** START EXTRACTED RECORDS **
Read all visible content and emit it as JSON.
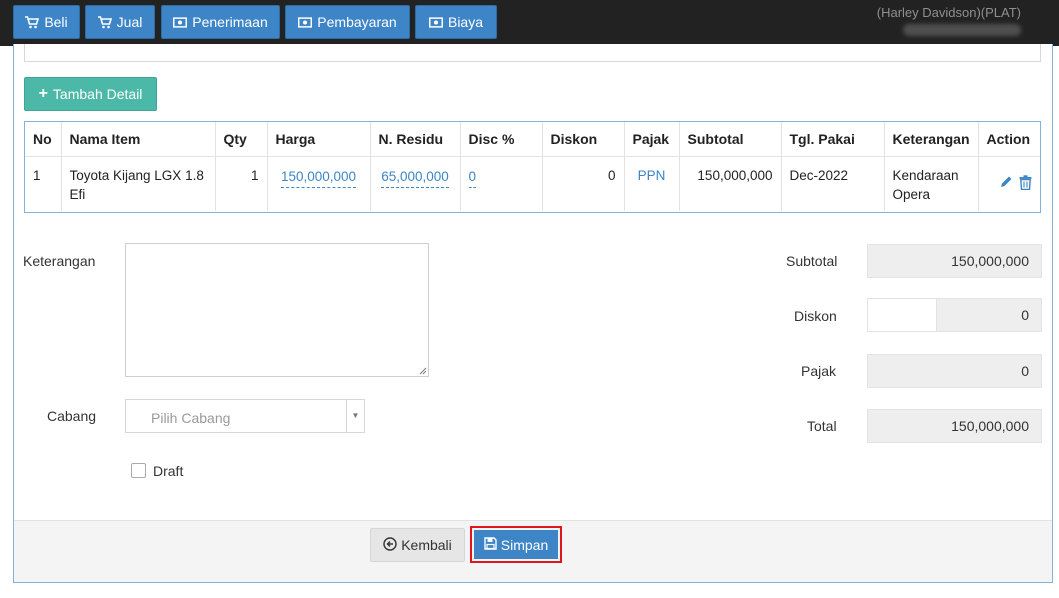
{
  "nav": {
    "beli": "Beli",
    "jual": "Jual",
    "penerimaan": "Penerimaan",
    "pembayaran": "Pembayaran",
    "biaya": "Biaya",
    "user_label": "(Harley Davidson)(PLAT)"
  },
  "detail": {
    "add_label": "Tambah Detail",
    "headers": [
      "No",
      "Nama Item",
      "Qty",
      "Harga",
      "N. Residu",
      "Disc %",
      "Diskon",
      "Pajak",
      "Subtotal",
      "Tgl. Pakai",
      "Keterangan",
      "Action"
    ],
    "rows": [
      {
        "no": "1",
        "item": "Toyota Kijang LGX 1.8 Efi",
        "qty": "1",
        "harga": "150,000,000",
        "residu": "65,000,000",
        "disc_pct": "0",
        "diskon": "0",
        "pajak": "PPN",
        "subtotal": "150,000,000",
        "tgl_pakai": "Dec-2022",
        "keterangan": "Kendaraan Opera"
      }
    ]
  },
  "form": {
    "keterangan_label": "Keterangan",
    "cabang_label": "Cabang",
    "cabang_placeholder": "Pilih Cabang",
    "draft_label": "Draft"
  },
  "summary": {
    "subtotal_label": "Subtotal",
    "subtotal_value": "150,000,000",
    "diskon_label": "Diskon",
    "diskon_value": "0",
    "pajak_label": "Pajak",
    "pajak_value": "0",
    "total_label": "Total",
    "total_value": "150,000,000"
  },
  "footer": {
    "back_label": "Kembali",
    "save_label": "Simpan"
  },
  "colors": {
    "primary": "#3d85c6",
    "teal": "#4cb8a8",
    "highlight": "#e0161c",
    "topbar": "#222222"
  }
}
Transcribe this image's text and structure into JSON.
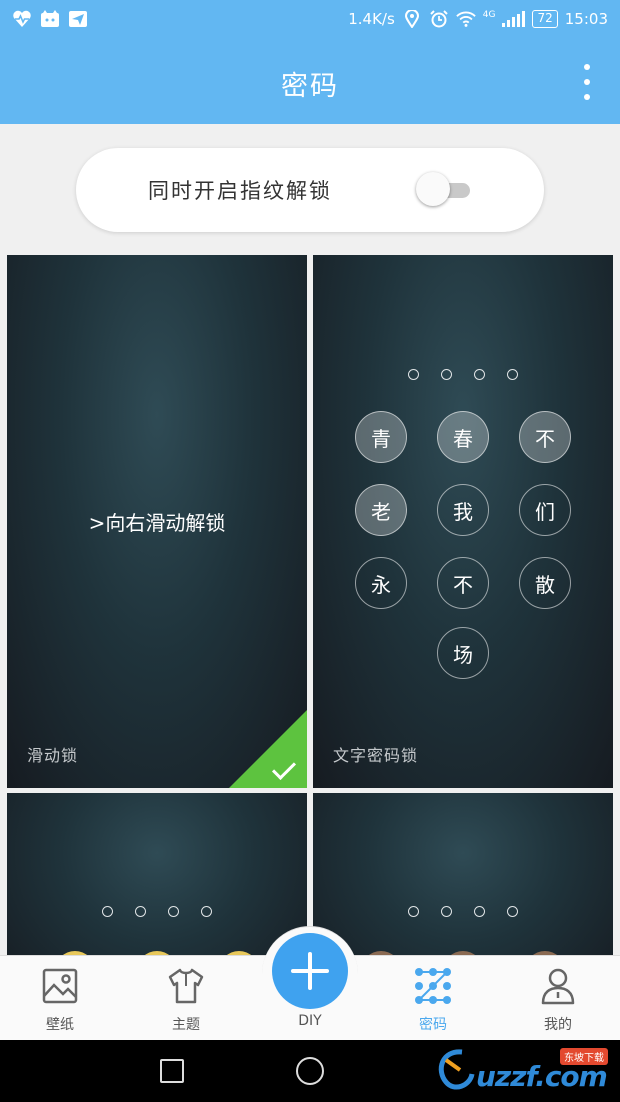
{
  "status_bar": {
    "net_speed": "1.4K/s",
    "network_type": "4G",
    "battery": "72",
    "time": "15:03",
    "left_icons": [
      "heart-pulse-icon",
      "cat-app-icon",
      "send-app-icon"
    ],
    "right_icons": [
      "location-icon",
      "alarm-icon",
      "wifi-icon",
      "signal-icon",
      "battery-icon"
    ]
  },
  "app_bar": {
    "title": "密码",
    "menu_icon": "more-vertical-icon"
  },
  "fingerprint": {
    "label": "同时开启指纹解锁",
    "enabled": false
  },
  "tiles": [
    {
      "name": "滑动锁",
      "preview_text": ">向右滑动解锁",
      "selected": true
    },
    {
      "name": "文字密码锁",
      "dot_count": 4,
      "keys": [
        "青",
        "春",
        "不",
        "老",
        "我",
        "们",
        "永",
        "不",
        "散",
        "场"
      ],
      "lit_keys": [
        "青",
        "春",
        "不",
        "老"
      ]
    },
    {
      "dot_count": 4
    },
    {
      "dot_count": 4
    }
  ],
  "bottom_nav": {
    "items": [
      {
        "label": "壁纸",
        "icon": "wallpaper-icon"
      },
      {
        "label": "主题",
        "icon": "shirt-icon"
      },
      {
        "label": "DIY",
        "icon": "plus-icon"
      },
      {
        "label": "密码",
        "icon": "pattern-grid-icon",
        "active": true
      },
      {
        "label": "我的",
        "icon": "profile-icon"
      }
    ]
  },
  "watermark": {
    "text": "uzzf.com",
    "badge": "东坡下载"
  },
  "colors": {
    "primary": "#62b7f2",
    "accent": "#3fa2ef",
    "check": "#5dc33f"
  }
}
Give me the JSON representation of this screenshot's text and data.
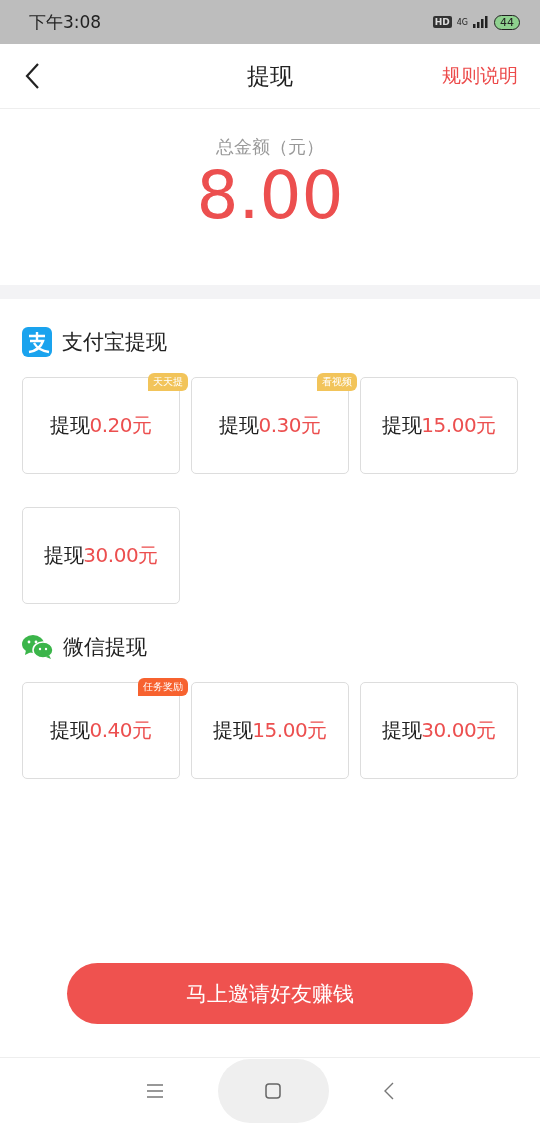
{
  "status_bar": {
    "time": "下午3:08",
    "hd": "HD",
    "network": "4G",
    "battery": "44"
  },
  "header": {
    "title": "提现",
    "action": "规则说明"
  },
  "total": {
    "label": "总金额（元）",
    "amount": "8.00"
  },
  "sections": [
    {
      "kind": "alipay",
      "title": "支付宝提现",
      "options": [
        {
          "label": "提现",
          "amount": "0.20元",
          "badge": {
            "text": "天天提",
            "color": "#f2c45a"
          }
        },
        {
          "label": "提现",
          "amount": "0.30元",
          "badge": {
            "text": "看视频",
            "color": "#f2c45a"
          }
        },
        {
          "label": "提现",
          "amount": "15.00元"
        },
        {
          "label": "提现",
          "amount": "30.00元"
        }
      ]
    },
    {
      "kind": "wechat",
      "title": "微信提现",
      "options": [
        {
          "label": "提现",
          "amount": "0.40元",
          "badge": {
            "text": "任务奖励",
            "color": "#f7622f"
          }
        },
        {
          "label": "提现",
          "amount": "15.00元"
        },
        {
          "label": "提现",
          "amount": "30.00元"
        }
      ]
    }
  ],
  "invite_button": "马上邀请好友赚钱"
}
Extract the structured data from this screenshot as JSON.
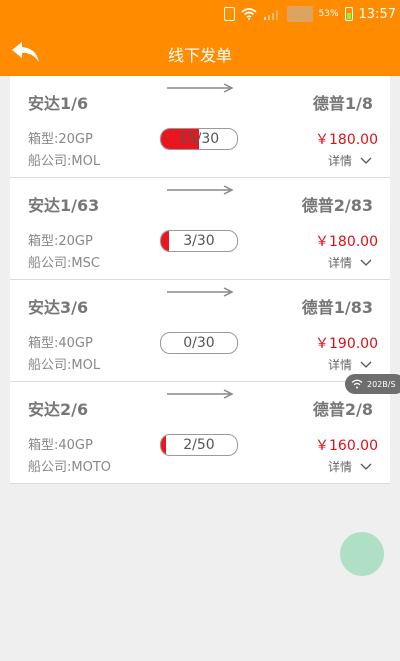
{
  "status_bar": {
    "battery_percent": "53%",
    "time": "13:57"
  },
  "header": {
    "title": "线下发单"
  },
  "speed_badge": "202B/S",
  "colors": {
    "accent": "#ff8c00",
    "price": "#e0101a",
    "progress_fill": "#e8161e",
    "fab": "#a7ddbf"
  },
  "orders": [
    {
      "origin": "安达1/6",
      "destination": "德普1/8",
      "box_type": "箱型:20GP",
      "carrier": "船公司:MOL",
      "progress_text": "15/30",
      "progress_fraction": 0.5,
      "price": "￥180.00",
      "detail_label": "详情"
    },
    {
      "origin": "安达1/63",
      "destination": "德普2/83",
      "box_type": "箱型:20GP",
      "carrier": "船公司:MSC",
      "progress_text": "3/30",
      "progress_fraction": 0.1,
      "price": "￥180.00",
      "detail_label": "详情"
    },
    {
      "origin": "安达3/6",
      "destination": "德普1/83",
      "box_type": "箱型:40GP",
      "carrier": "船公司:MOL",
      "progress_text": "0/30",
      "progress_fraction": 0,
      "price": "￥190.00",
      "detail_label": "详情"
    },
    {
      "origin": "安达2/6",
      "destination": "德普2/8",
      "box_type": "箱型:40GP",
      "carrier": "船公司:MOTO",
      "progress_text": "2/50",
      "progress_fraction": 0.04,
      "price": "￥160.00",
      "detail_label": "详情"
    }
  ]
}
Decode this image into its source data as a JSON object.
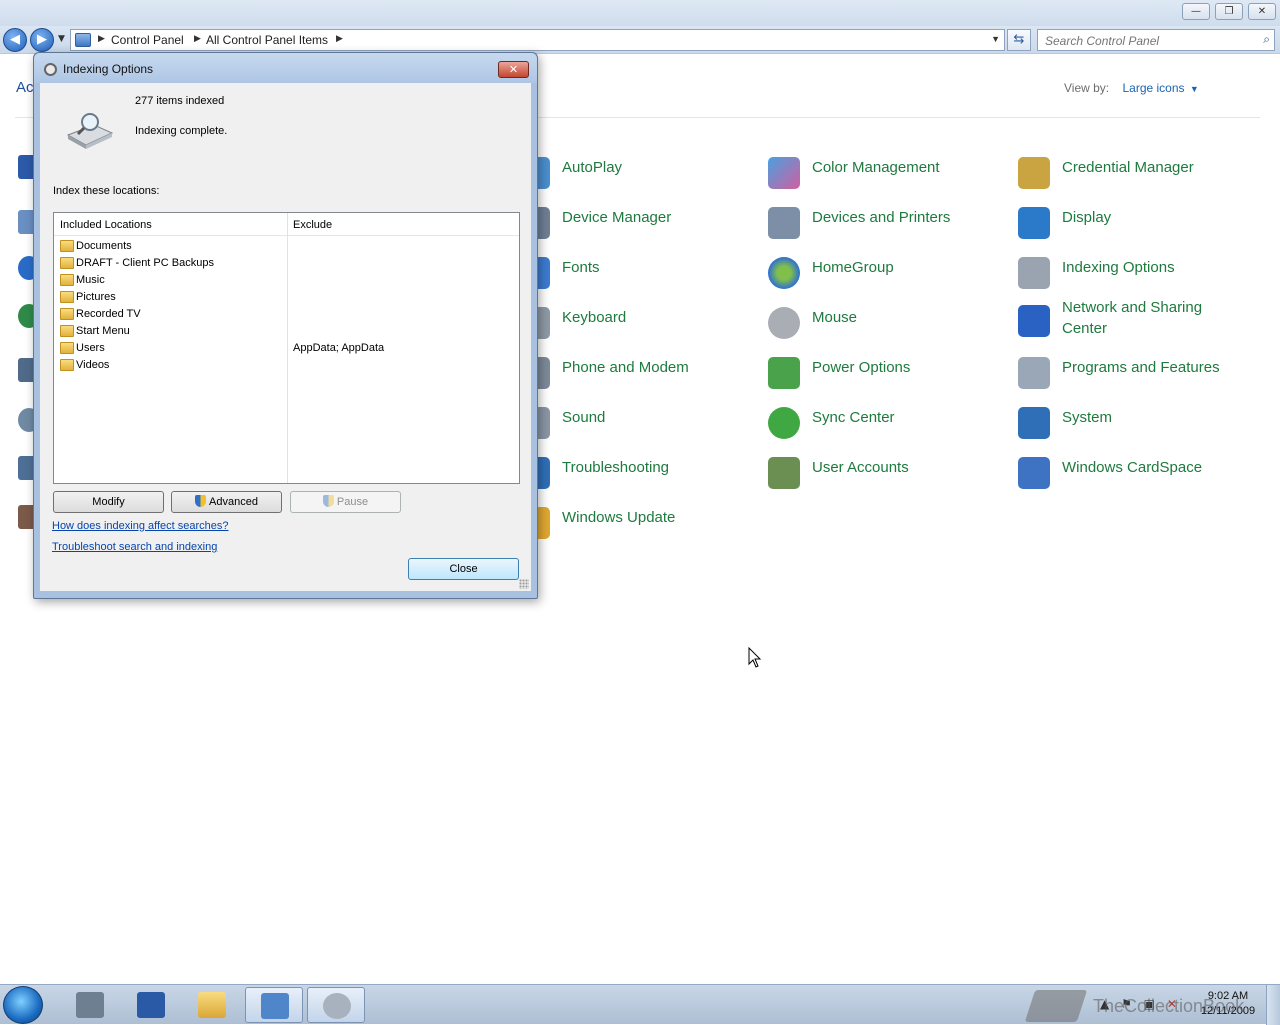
{
  "window": {
    "caption_min": "—",
    "caption_max": "❐",
    "caption_close": "✕"
  },
  "address": {
    "segments": [
      "Control Panel",
      "All Control Panel Items"
    ],
    "search_placeholder": "Search Control Panel"
  },
  "cp": {
    "header_partial": "Ac",
    "view_by_label": "View by:",
    "view_by_value": "Large icons",
    "items": [
      {
        "label": "AutoPlay",
        "icon": "autoplay-icon",
        "color": "#4a8fcf"
      },
      {
        "label": "Color Management",
        "icon": "color-management-icon",
        "color": "#d05fa0"
      },
      {
        "label": "Credential Manager",
        "icon": "credential-manager-icon",
        "color": "#c9a441"
      },
      {
        "label": "Device Manager",
        "icon": "device-manager-icon",
        "color": "#6f7f94"
      },
      {
        "label": "Devices and Printers",
        "icon": "devices-printers-icon",
        "color": "#7d8fa6"
      },
      {
        "label": "Display",
        "icon": "display-icon",
        "color": "#2b79c9"
      },
      {
        "label": "Fonts",
        "icon": "fonts-icon",
        "color": "#3d7bd0"
      },
      {
        "label": "HomeGroup",
        "icon": "homegroup-icon",
        "color": "#2f6fd1"
      },
      {
        "label": "Indexing Options",
        "icon": "indexing-options-icon",
        "color": "#9aa4b0"
      },
      {
        "label": "Keyboard",
        "icon": "keyboard-icon",
        "color": "#8f9aa6"
      },
      {
        "label": "Mouse",
        "icon": "mouse-icon",
        "color": "#a9aeb4"
      },
      {
        "label": "Network and Sharing Center",
        "icon": "network-sharing-icon",
        "color": "#2a62c4"
      },
      {
        "label": "Phone and Modem",
        "icon": "phone-modem-icon",
        "color": "#7d8a98"
      },
      {
        "label": "Power Options",
        "icon": "power-options-icon",
        "color": "#4aa34a"
      },
      {
        "label": "Programs and Features",
        "icon": "programs-features-icon",
        "color": "#9aa7b6"
      },
      {
        "label": "Sound",
        "icon": "sound-icon",
        "color": "#8a96a4"
      },
      {
        "label": "Sync Center",
        "icon": "sync-center-icon",
        "color": "#3fa843"
      },
      {
        "label": "System",
        "icon": "system-icon",
        "color": "#2f6fb7"
      },
      {
        "label": "Troubleshooting",
        "icon": "troubleshooting-icon",
        "color": "#2f6fb7"
      },
      {
        "label": "User Accounts",
        "icon": "user-accounts-icon",
        "color": "#6b8f53"
      },
      {
        "label": "Windows CardSpace",
        "icon": "cardspace-icon",
        "color": "#3e73c4"
      },
      {
        "label": "Windows Update",
        "icon": "windows-update-icon",
        "color": "#e0a830"
      }
    ]
  },
  "dialog": {
    "title": "Indexing Options",
    "close_glyph": "✕",
    "items_indexed": "277 items indexed",
    "status": "Indexing complete.",
    "locations_label": "Index these locations:",
    "columns": {
      "included": "Included Locations",
      "exclude": "Exclude"
    },
    "locations": [
      {
        "name": "Documents",
        "exclude": ""
      },
      {
        "name": "DRAFT - Client PC Backups",
        "exclude": ""
      },
      {
        "name": "Music",
        "exclude": ""
      },
      {
        "name": "Pictures",
        "exclude": ""
      },
      {
        "name": "Recorded TV",
        "exclude": ""
      },
      {
        "name": "Start Menu",
        "exclude": ""
      },
      {
        "name": "Users",
        "exclude": "AppData; AppData"
      },
      {
        "name": "Videos",
        "exclude": ""
      }
    ],
    "buttons": {
      "modify": "Modify",
      "advanced": "Advanced",
      "pause": "Pause",
      "close": "Close"
    },
    "links": {
      "how": "How does indexing affect searches?",
      "troubleshoot": "Troubleshoot search and indexing"
    }
  },
  "taskbar": {
    "time": "9:02 AM",
    "date": "12/11/2009",
    "watermark": "TheCollectionBook"
  }
}
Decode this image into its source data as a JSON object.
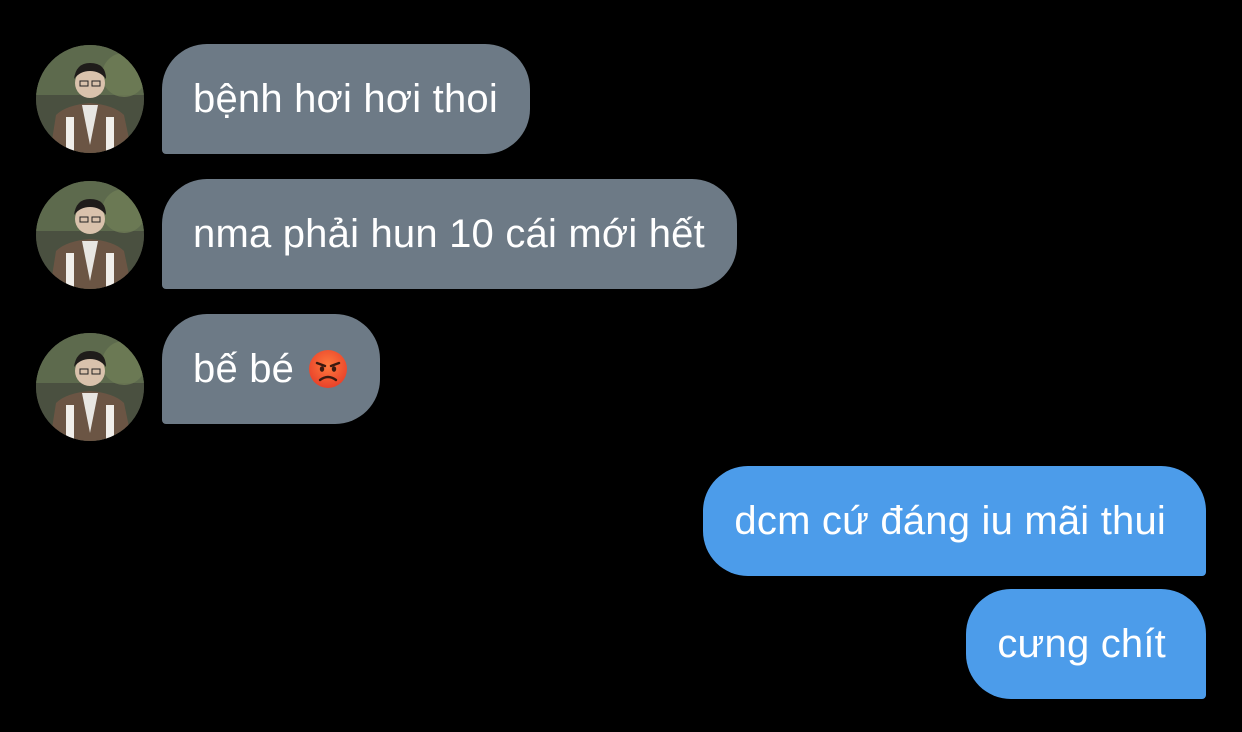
{
  "colors": {
    "background": "#000000",
    "incoming_bubble": "#6d7a86",
    "outgoing_bubble": "#4c9cea",
    "text": "#ffffff"
  },
  "messages": [
    {
      "direction": "incoming",
      "sender_avatar": "contact-avatar",
      "text": "bệnh hơi hơi thoi"
    },
    {
      "direction": "incoming",
      "sender_avatar": "contact-avatar",
      "text": "nma phải hun 10 cái mới hết"
    },
    {
      "direction": "incoming",
      "sender_avatar": "contact-avatar",
      "text": "bế bé",
      "emoji": "angry-face-icon"
    },
    {
      "direction": "outgoing",
      "text": "dcm cứ đáng iu mãi thui"
    },
    {
      "direction": "outgoing",
      "text": "cưng chít"
    }
  ]
}
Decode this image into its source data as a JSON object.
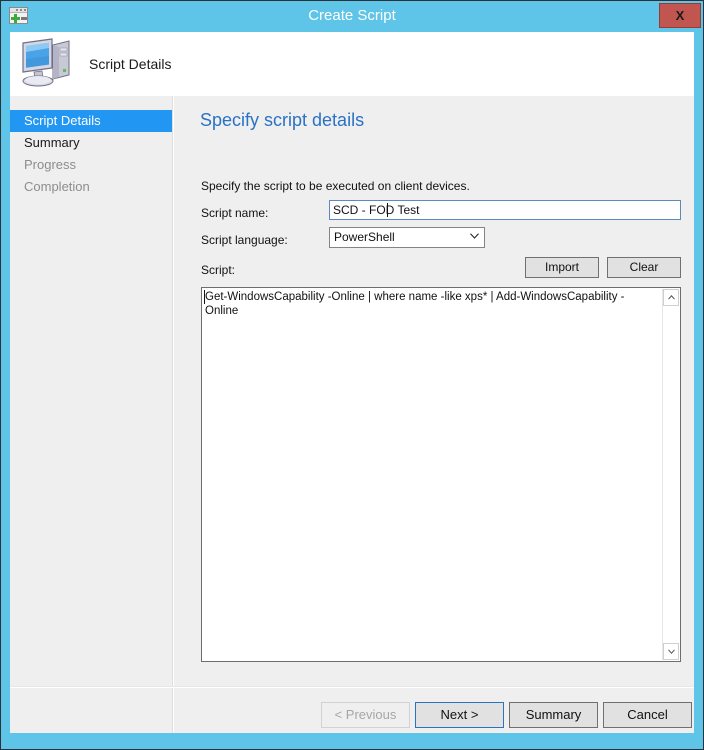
{
  "window": {
    "title": "Create Script",
    "icon": "create-script-window-icon",
    "close_label": "X"
  },
  "header": {
    "title": "Script Details",
    "icon": "computer-icon"
  },
  "sidebar": {
    "items": [
      {
        "label": "Script Details",
        "state": "selected"
      },
      {
        "label": "Summary",
        "state": "enabled"
      },
      {
        "label": "Progress",
        "state": "disabled"
      },
      {
        "label": "Completion",
        "state": "disabled"
      }
    ]
  },
  "content": {
    "heading": "Specify script details",
    "intro": "Specify the script to be executed on client devices.",
    "fields": {
      "script_name": {
        "label": "Script name:",
        "value": "SCD - FOD Test",
        "placeholder": ""
      },
      "script_language": {
        "label": "Script language:",
        "value": "PowerShell",
        "options": [
          "PowerShell"
        ]
      },
      "script": {
        "label": "Script:",
        "value": "Get-WindowsCapability -Online | where name -like xps* | Add-WindowsCapability -Online"
      }
    },
    "actions": {
      "import_label": "Import",
      "clear_label": "Clear"
    }
  },
  "footer": {
    "previous_label": "< Previous",
    "next_label": "Next >",
    "summary_label": "Summary",
    "cancel_label": "Cancel"
  },
  "colors": {
    "accent": "#5ec4e8",
    "heading": "#2a72c4",
    "selection": "#2196f3",
    "close": "#c0564f"
  }
}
** END EXTRACTED RECORDS **
_WORK TO DO_. Select and copy every line from the records that includes the word "time".

_WORKED ANSWER_.
    "time": "15:03",
    "time": "下午3:08",
    "time": "13:57"
    "time": "9:02 AM",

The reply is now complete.